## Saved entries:
....

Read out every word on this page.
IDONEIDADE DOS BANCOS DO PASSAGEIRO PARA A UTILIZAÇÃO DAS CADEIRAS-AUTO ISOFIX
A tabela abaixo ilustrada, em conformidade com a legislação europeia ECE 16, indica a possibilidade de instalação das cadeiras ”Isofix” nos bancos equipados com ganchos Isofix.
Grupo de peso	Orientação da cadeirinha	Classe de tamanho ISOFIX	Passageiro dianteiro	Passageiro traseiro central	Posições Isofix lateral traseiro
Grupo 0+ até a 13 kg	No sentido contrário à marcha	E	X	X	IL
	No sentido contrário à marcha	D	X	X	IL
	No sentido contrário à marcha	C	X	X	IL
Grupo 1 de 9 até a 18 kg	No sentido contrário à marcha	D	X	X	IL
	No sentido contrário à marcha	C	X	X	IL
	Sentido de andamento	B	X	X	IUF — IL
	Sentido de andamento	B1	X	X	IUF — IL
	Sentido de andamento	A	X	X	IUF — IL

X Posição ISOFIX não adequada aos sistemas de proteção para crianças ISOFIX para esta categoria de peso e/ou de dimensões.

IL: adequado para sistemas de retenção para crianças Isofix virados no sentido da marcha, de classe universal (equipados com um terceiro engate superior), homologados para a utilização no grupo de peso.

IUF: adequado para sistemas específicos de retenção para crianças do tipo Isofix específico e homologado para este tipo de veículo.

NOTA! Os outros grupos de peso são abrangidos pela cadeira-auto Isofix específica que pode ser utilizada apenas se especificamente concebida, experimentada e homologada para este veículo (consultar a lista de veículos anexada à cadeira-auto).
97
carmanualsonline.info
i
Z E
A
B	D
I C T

....

## WHAT IS ASKED:
Repeat the data above, word for word.

## WRITTEN SOLUTION:
Read out every word on this page.
IDONEIDADE DOS BANCOS DO PASSAGEIRO PARA A UTILIZAÇÃO DAS CADEIRAS-AUTO ISOFIX
A tabela abaixo ilustrada, em conformidade com a legislação europeia ECE 16, indica a possibilidade de instalação das cadeiras ”Isofix” nos bancos equipados com ganchos Isofix.
Grupo de peso	Orientação da cadeirinha	Classe de tamanho ISOFIX	Passageiro dianteiro	Passageiro traseiro central	Posições Isofix lateral traseiro
Grupo 0+ até a 13 kg	No sentido contrário à marcha	E	X	X	IL
	No sentido contrário à marcha	D	X	X	IL
	No sentido contrário à marcha	C	X	X	IL
Grupo 1 de 9 até a 18 kg	No sentido contrário à marcha	D	X	X	IL
	No sentido contrário à marcha	C	X	X	IL
	Sentido de andamento	B	X	X	IUF — IL
	Sentido de andamento	B1	X	X	IUF — IL
	Sentido de andamento	A	X	X	IUF — IL

X Posição ISOFIX não adequada aos sistemas de proteção para crianças ISOFIX para esta categoria de peso e/ou de dimensões.

IL: adequado para sistemas de retenção para crianças Isofix virados no sentido da marcha, de classe universal (equipados com um terceiro engate superior), homologados para a utilização no grupo de peso.

IUF: adequado para sistemas específicos de retenção para crianças do tipo Isofix específico e homologado para este tipo de veículo.

NOTA! Os outros grupos de peso são abrangidos pela cadeira-auto Isofix específica que pode ser utilizada apenas se especificamente concebida, experimentada e homologada para este veículo (consultar a lista de veículos anexada à cadeira-auto).
97
carmanualsonline.info
i
Z E
A
B	D
I C T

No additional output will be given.